→ **INSTRUCTIONS FOR THE TASK**
Retype each record below word for word. Leave the pictures out.

→ **EXERCISE INPUT**

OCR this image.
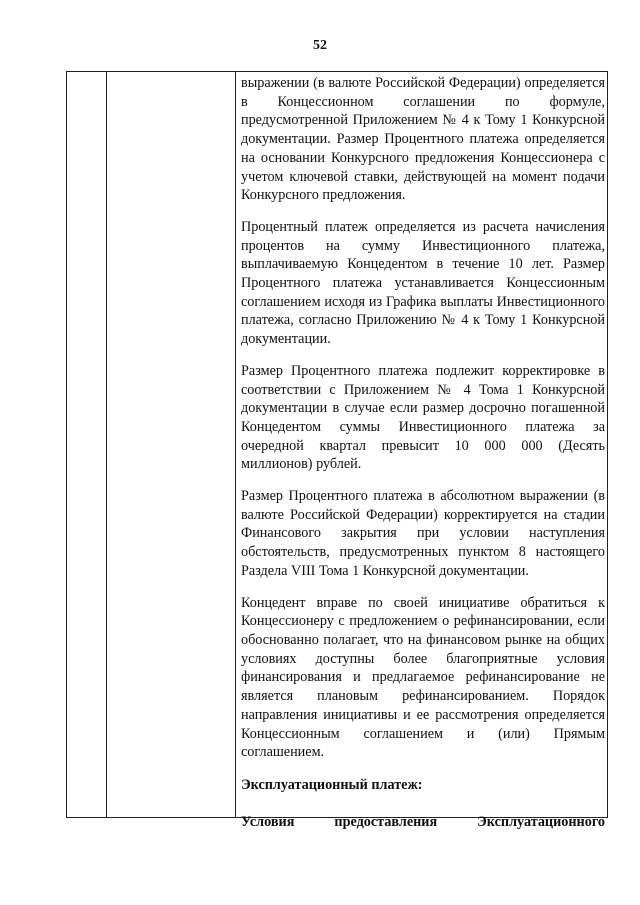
52

выражении (в валюте Российской Федерации) определяется в Концессионном соглашении по формуле, предусмотренной Приложением № 4 к Тому 1 Конкурсной документации. Размер Процентного платежа определяется на основании Конкурсного предложения Концессионера с учетом ключевой ставки, действующей на момент подачи Конкурсного предложения.

Процентный платеж определяется из расчета начисления процентов на сумму Инвестиционного платежа, выплачиваемую Концедентом в течение 10 лет. Размер Процентного платежа устанавливается Концессионным соглашением исходя из Графика выплаты Инвестиционного платежа, согласно Приложению № 4 к Тому 1 Конкурсной документации.

Размер Процентного платежа подлежит корректировке в соответствии с Приложением № 4 Тома 1 Конкурсной документации в случае если размер досрочно погашенной Концедентом суммы Инвестиционного платежа за очередной квартал превысит 10 000 000 (Десять миллионов) рублей.

Размер Процентного платежа в абсолютном выражении (в валюте Российской Федерации) корректируется на стадии Финансового закрытия при условии наступления обстоятельств, предусмотренных пунктом 8 настоящего Раздела VIII Тома 1 Конкурсной документации.

Концедент вправе по своей инициативе обратиться к Концессионеру с предложением о рефинансировании, если обоснованно полагает, что на финансовом рынке на общих условиях доступны более благоприятные условия финансирования и предлагаемое рефинансирование не является плановым рефинансированием. Порядок направления инициативы и ее рассмотрения определяется Концессионным соглашением и (или) Прямым соглашением.

Эксплуатационный платеж:
Условия предоставления Эксплуатационного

→ **COMPLETE OUTPUT**
OCR this image.
52

выражении (в валюте Российской Федерации) определяется в Концессионном соглашении по формуле, предусмотренной Приложением № 4 к Тому 1 Конкурсной документации. Размер Процентного платежа определяется на основании Конкурсного предложения Концессионера с учетом ключевой ставки, действующей на момент подачи Конкурсного предложения.

Процентный платеж определяется из расчета начисления процентов на сумму Инвестиционного платежа, выплачиваемую Концедентом в течение 10 лет. Размер Процентного платежа устанавливается Концессионным соглашением исходя из Графика выплаты Инвестиционного платежа, согласно Приложению № 4 к Тому 1 Конкурсной документации.

Размер Процентного платежа подлежит корректировке в соответствии с Приложением № 4 Тома 1 Конкурсной документации в случае если размер досрочно погашенной Концедентом суммы Инвестиционного платежа за очередной квартал превысит 10 000 000 (Десять миллионов) рублей.

Размер Процентного платежа в абсолютном выражении (в валюте Российской Федерации) корректируется на стадии Финансового закрытия при условии наступления обстоятельств, предусмотренных пунктом 8 настоящего Раздела VIII Тома 1 Конкурсной документации.

Концедент вправе по своей инициативе обратиться к Концессионеру с предложением о рефинансировании, если обоснованно полагает, что на финансовом рынке на общих условиях доступны более благоприятные условия финансирования и предлагаемое рефинансирование не является плановым рефинансированием. Порядок направления инициативы и ее рассмотрения определяется Концессионным соглашением и (или) Прямым соглашением.

Эксплуатационный платеж:
Условия предоставления Эксплуатационного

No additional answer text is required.